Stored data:
_ _ _

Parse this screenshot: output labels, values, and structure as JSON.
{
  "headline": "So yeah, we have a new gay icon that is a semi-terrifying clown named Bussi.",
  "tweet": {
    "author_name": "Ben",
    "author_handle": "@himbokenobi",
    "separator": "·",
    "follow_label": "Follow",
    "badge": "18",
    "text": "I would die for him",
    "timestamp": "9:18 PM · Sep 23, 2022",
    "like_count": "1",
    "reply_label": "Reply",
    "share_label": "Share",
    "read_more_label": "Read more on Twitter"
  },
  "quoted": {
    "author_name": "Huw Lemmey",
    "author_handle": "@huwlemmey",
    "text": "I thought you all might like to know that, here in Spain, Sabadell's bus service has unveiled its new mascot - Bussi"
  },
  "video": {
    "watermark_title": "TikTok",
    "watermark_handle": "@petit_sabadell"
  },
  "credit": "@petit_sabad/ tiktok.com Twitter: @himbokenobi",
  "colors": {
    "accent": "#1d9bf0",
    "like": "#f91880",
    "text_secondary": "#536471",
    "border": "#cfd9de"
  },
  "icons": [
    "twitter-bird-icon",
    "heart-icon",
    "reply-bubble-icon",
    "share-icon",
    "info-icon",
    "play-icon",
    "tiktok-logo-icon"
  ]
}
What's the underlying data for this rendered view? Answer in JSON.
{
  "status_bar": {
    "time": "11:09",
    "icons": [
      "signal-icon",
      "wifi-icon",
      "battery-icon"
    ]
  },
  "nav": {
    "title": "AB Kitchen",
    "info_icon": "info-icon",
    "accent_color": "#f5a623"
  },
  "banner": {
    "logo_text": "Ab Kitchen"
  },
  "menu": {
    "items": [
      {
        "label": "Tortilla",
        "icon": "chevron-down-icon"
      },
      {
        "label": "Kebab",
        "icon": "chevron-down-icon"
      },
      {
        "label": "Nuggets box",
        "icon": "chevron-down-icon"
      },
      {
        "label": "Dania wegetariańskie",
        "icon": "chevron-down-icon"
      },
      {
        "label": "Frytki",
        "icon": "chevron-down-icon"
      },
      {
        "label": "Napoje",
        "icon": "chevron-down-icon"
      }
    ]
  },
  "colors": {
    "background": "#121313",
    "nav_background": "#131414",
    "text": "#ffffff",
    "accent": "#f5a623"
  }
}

_ _ _

Problem description
The records above are to be copied in full, exactly as written.

Result for this task
Parse this screenshot: output labels, values, and structure as JSON.
{
  "headline": "So yeah, we have a new gay icon that is a semi-terrifying clown named Bussi.",
  "tweet": {
    "author_name": "Ben",
    "author_handle": "@himbokenobi",
    "separator": "·",
    "follow_label": "Follow",
    "badge": "18",
    "text": "I would die for him",
    "timestamp": "9:18 PM · Sep 23, 2022",
    "like_count": "1",
    "reply_label": "Reply",
    "share_label": "Share",
    "read_more_label": "Read more on Twitter"
  },
  "quoted": {
    "author_name": "Huw Lemmey",
    "author_handle": "@huwlemmey",
    "text": "I thought you all might like to know that, here in Spain, Sabadell's bus service has unveiled its new mascot - Bussi"
  },
  "video": {
    "watermark_title": "TikTok",
    "watermark_handle": "@petit_sabadell"
  },
  "credit": "@petit_sabad/ tiktok.com Twitter: @himbokenobi",
  "colors": {
    "accent": "#1d9bf0",
    "like": "#f91880",
    "text_secondary": "#536471",
    "border": "#cfd9de"
  },
  "icons": [
    "twitter-bird-icon",
    "heart-icon",
    "reply-bubble-icon",
    "share-icon",
    "info-icon",
    "play-icon",
    "tiktok-logo-icon"
  ]
}
What's the underlying data for this rendered view? Answer in JSON.
{
  "status_bar": {
    "time": "11:09",
    "icons": [
      "signal-icon",
      "wifi-icon",
      "battery-icon"
    ]
  },
  "nav": {
    "title": "AB Kitchen",
    "info_icon": "info-icon",
    "accent_color": "#f5a623"
  },
  "banner": {
    "logo_text": "Ab Kitchen"
  },
  "menu": {
    "items": [
      {
        "label": "Tortilla",
        "icon": "chevron-down-icon"
      },
      {
        "label": "Kebab",
        "icon": "chevron-down-icon"
      },
      {
        "label": "Nuggets box",
        "icon": "chevron-down-icon"
      },
      {
        "label": "Dania wegetariańskie",
        "icon": "chevron-down-icon"
      },
      {
        "label": "Frytki",
        "icon": "chevron-down-icon"
      },
      {
        "label": "Napoje",
        "icon": "chevron-down-icon"
      }
    ]
  },
  "colors": {
    "background": "#121313",
    "nav_background": "#131414",
    "text": "#ffffff",
    "accent": "#f5a623"
  }
}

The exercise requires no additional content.